Copy all of the material exactly. Pictures are not to appear in the copy.

*The data:*
────────────────────────────────────────
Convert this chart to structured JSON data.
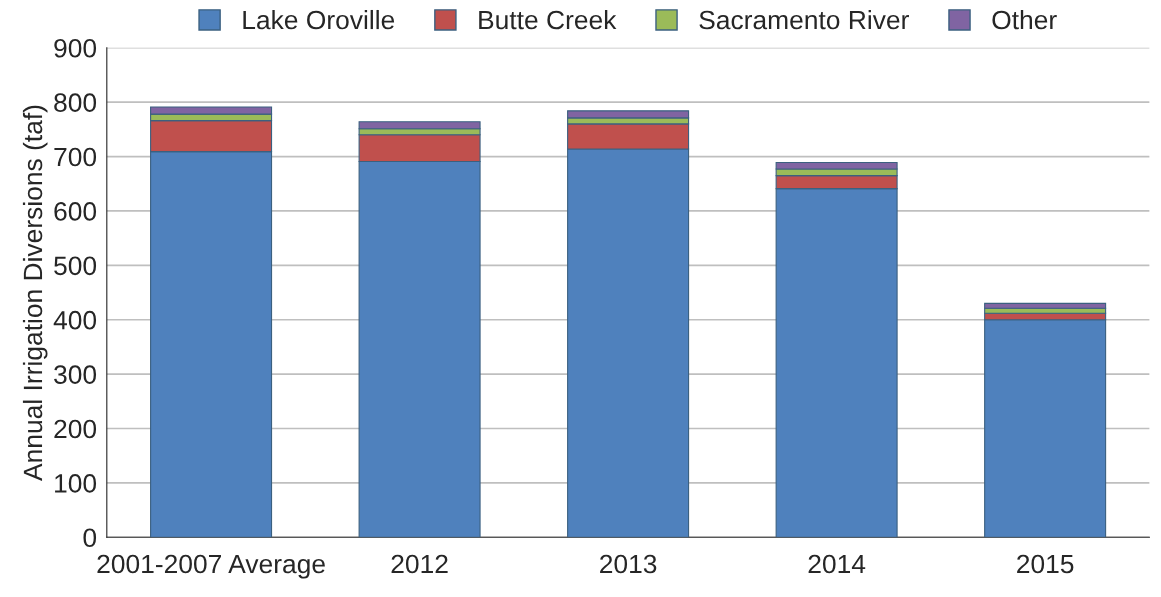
{
  "chart_data": {
    "type": "bar",
    "stacked": true,
    "ylabel": "Annual Irrigation Diversions (taf)",
    "categories": [
      "2001-2007 Average",
      "2012",
      "2013",
      "2014",
      "2015"
    ],
    "series": [
      {
        "name": "Lake Oroville",
        "color": "#4f81bd",
        "values": [
          709,
          691,
          714,
          641,
          400
        ]
      },
      {
        "name": "Butte Creek",
        "color": "#c0504d",
        "values": [
          57,
          49,
          46,
          24,
          12
        ]
      },
      {
        "name": "Sacramento River",
        "color": "#9bbb59",
        "values": [
          12,
          11,
          11,
          12,
          9
        ]
      },
      {
        "name": "Other",
        "color": "#8064a2",
        "values": [
          13,
          13,
          13,
          12,
          9
        ]
      }
    ],
    "ylim": [
      0,
      900
    ],
    "yticks": [
      0,
      100,
      200,
      300,
      400,
      500,
      600,
      700,
      800,
      900
    ],
    "grid": "y",
    "legend": "top"
  }
}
────────────────────────────────────────
*Task result:*
Convert this chart to structured JSON data.
{
  "chart_data": {
    "type": "bar",
    "stacked": true,
    "ylabel": "Annual Irrigation Diversions (taf)",
    "categories": [
      "2001-2007 Average",
      "2012",
      "2013",
      "2014",
      "2015"
    ],
    "series": [
      {
        "name": "Lake Oroville",
        "color": "#4f81bd",
        "values": [
          709,
          691,
          714,
          641,
          400
        ]
      },
      {
        "name": "Butte Creek",
        "color": "#c0504d",
        "values": [
          57,
          49,
          46,
          24,
          12
        ]
      },
      {
        "name": "Sacramento River",
        "color": "#9bbb59",
        "values": [
          12,
          11,
          11,
          12,
          9
        ]
      },
      {
        "name": "Other",
        "color": "#8064a2",
        "values": [
          13,
          13,
          13,
          12,
          9
        ]
      }
    ],
    "ylim": [
      0,
      900
    ],
    "yticks": [
      0,
      100,
      200,
      300,
      400,
      500,
      600,
      700,
      800,
      900
    ],
    "grid": "y",
    "legend": "top"
  }
}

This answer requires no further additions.